* Begin DATA FOR THE TASK *

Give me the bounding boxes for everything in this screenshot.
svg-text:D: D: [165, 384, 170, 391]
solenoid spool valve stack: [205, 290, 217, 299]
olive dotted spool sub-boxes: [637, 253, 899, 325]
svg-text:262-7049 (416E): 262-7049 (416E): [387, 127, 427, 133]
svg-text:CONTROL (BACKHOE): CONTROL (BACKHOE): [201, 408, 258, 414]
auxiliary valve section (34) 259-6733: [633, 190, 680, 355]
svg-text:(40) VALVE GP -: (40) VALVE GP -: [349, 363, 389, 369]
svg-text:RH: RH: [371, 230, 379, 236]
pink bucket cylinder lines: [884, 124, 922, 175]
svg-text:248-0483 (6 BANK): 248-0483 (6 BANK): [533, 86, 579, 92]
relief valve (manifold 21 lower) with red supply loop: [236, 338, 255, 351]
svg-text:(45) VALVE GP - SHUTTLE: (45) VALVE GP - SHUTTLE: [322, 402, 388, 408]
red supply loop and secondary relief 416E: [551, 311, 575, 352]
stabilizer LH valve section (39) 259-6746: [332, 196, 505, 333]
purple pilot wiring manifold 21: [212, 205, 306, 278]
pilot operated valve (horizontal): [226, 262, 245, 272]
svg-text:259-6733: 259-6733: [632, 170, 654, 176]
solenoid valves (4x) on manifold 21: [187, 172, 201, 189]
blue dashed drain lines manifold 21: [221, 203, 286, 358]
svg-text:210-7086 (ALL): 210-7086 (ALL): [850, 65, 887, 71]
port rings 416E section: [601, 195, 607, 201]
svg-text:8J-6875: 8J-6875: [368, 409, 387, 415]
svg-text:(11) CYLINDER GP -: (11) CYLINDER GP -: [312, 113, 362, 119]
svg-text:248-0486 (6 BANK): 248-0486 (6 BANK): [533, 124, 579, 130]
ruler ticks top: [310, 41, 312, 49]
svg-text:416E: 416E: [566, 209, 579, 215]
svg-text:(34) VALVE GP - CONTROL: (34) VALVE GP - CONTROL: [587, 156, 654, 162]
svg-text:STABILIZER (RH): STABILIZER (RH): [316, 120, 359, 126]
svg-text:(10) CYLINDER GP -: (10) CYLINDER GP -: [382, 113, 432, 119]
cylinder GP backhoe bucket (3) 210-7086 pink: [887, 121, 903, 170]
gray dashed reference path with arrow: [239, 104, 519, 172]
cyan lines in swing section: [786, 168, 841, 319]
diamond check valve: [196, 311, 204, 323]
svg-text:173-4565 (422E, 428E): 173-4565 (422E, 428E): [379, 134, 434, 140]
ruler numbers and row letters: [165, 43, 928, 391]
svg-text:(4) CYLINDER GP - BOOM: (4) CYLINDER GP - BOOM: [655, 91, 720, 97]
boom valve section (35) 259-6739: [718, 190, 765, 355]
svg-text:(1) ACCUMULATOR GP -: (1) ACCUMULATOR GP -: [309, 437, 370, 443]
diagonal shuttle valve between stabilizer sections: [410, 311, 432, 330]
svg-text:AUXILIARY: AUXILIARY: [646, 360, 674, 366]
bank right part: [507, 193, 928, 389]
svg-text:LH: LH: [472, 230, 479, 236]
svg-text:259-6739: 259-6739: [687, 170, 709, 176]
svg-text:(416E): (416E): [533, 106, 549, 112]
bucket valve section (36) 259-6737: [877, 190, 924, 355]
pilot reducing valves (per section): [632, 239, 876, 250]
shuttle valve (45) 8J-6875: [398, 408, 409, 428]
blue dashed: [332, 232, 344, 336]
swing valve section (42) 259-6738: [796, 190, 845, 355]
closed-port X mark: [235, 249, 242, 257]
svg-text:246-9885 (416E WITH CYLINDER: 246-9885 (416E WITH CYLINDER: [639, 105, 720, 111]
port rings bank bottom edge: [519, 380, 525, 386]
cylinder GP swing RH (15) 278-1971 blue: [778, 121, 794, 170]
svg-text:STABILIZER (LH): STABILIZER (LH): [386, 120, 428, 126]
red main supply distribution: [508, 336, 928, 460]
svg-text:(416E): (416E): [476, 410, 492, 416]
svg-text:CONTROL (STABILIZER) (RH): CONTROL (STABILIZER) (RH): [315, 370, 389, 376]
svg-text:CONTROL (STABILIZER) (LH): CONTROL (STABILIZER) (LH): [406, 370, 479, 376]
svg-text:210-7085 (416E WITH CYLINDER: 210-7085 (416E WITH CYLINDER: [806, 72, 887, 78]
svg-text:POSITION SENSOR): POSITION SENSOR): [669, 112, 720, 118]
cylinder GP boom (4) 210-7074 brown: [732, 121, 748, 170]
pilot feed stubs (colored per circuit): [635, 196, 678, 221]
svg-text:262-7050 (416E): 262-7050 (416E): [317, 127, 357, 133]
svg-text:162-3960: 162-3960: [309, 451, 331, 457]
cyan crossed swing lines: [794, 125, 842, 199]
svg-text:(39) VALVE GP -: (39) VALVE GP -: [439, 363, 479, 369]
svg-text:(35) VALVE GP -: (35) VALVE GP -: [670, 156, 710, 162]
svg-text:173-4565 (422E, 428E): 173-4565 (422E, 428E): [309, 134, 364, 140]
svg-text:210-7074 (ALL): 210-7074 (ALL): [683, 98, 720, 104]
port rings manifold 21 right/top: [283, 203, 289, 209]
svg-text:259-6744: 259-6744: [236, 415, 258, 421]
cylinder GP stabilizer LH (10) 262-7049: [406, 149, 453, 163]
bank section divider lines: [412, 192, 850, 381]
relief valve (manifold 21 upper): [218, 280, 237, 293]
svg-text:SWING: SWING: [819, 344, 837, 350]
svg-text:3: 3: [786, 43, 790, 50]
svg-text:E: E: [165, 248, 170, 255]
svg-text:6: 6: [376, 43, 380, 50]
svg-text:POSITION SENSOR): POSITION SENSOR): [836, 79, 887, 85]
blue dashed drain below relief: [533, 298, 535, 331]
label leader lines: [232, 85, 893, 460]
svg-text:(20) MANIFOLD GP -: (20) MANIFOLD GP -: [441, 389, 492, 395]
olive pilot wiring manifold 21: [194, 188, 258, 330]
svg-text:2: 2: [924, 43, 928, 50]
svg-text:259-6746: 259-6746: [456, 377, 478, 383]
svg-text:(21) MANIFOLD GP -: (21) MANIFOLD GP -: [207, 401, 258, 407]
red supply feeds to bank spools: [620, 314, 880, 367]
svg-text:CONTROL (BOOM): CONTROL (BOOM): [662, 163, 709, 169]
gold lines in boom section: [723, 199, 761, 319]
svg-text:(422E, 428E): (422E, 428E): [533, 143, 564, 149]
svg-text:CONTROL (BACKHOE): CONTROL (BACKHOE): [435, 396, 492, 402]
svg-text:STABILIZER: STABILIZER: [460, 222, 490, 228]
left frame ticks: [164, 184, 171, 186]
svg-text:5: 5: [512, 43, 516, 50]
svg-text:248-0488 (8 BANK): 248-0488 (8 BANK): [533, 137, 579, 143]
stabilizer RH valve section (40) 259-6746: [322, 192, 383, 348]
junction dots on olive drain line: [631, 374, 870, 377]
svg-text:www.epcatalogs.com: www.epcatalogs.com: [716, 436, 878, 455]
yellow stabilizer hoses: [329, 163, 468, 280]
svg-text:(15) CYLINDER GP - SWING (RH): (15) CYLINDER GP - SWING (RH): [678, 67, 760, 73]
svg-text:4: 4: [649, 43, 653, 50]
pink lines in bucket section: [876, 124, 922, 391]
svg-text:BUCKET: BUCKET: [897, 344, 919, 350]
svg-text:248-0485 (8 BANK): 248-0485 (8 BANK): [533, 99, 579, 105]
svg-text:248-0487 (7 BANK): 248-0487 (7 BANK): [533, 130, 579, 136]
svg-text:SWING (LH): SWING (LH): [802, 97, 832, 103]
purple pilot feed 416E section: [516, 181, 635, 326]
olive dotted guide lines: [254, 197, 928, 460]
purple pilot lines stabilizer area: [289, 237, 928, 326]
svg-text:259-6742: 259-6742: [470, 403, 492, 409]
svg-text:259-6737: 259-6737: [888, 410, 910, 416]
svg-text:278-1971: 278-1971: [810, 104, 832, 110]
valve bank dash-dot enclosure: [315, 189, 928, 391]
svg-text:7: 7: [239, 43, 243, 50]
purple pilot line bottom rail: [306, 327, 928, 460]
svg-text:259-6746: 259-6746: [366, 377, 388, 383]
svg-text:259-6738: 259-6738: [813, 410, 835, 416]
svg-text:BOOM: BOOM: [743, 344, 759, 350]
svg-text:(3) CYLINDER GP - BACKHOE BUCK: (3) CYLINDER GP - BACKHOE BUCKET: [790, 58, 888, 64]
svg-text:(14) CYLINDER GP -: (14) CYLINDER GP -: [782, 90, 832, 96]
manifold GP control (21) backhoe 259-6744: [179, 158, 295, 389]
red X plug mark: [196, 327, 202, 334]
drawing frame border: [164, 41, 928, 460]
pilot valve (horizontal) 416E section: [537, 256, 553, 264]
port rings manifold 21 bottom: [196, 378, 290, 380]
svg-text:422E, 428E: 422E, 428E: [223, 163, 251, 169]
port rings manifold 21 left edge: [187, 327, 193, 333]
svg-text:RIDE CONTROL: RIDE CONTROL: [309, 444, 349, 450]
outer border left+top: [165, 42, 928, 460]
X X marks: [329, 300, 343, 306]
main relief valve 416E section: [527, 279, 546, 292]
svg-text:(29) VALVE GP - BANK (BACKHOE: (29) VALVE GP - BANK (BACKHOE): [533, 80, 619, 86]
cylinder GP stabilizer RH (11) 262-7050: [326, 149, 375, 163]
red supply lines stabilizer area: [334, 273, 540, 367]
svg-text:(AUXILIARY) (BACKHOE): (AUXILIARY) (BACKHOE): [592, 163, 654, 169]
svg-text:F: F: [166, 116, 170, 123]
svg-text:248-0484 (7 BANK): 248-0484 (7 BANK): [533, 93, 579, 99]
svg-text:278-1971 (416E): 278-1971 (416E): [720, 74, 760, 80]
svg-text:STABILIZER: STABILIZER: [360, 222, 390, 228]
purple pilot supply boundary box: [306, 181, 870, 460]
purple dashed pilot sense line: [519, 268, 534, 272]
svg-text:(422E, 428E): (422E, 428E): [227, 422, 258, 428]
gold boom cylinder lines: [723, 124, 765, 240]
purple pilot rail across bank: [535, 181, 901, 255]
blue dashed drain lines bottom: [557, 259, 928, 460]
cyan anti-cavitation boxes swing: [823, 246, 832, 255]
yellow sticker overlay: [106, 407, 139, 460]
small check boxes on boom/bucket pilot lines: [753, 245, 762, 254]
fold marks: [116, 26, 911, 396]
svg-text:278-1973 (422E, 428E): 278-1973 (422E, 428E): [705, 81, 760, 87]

* End DATA FOR THE TASK *

[DIRECTIONS]:
Copy the records above word for word, from the very first line through the line that contains "svg-text:248-0483 (6 BANK): 248-0483", including both.

[FULL OUTPUT]:
Give me the bounding boxes for everything in this screenshot.
svg-text:D: D: [165, 384, 170, 391]
solenoid spool valve stack: [205, 290, 217, 299]
olive dotted spool sub-boxes: [637, 253, 899, 325]
svg-text:262-7049 (416E): 262-7049 (416E): [387, 127, 427, 133]
svg-text:CONTROL (BACKHOE): CONTROL (BACKHOE): [201, 408, 258, 414]
auxiliary valve section (34) 259-6733: [633, 190, 680, 355]
svg-text:(40) VALVE GP -: (40) VALVE GP -: [349, 363, 389, 369]
svg-text:RH: RH: [371, 230, 379, 236]
pink bucket cylinder lines: [884, 124, 922, 175]
svg-text:248-0483 (6 BANK): 248-0483 (6 BANK): [533, 86, 579, 92]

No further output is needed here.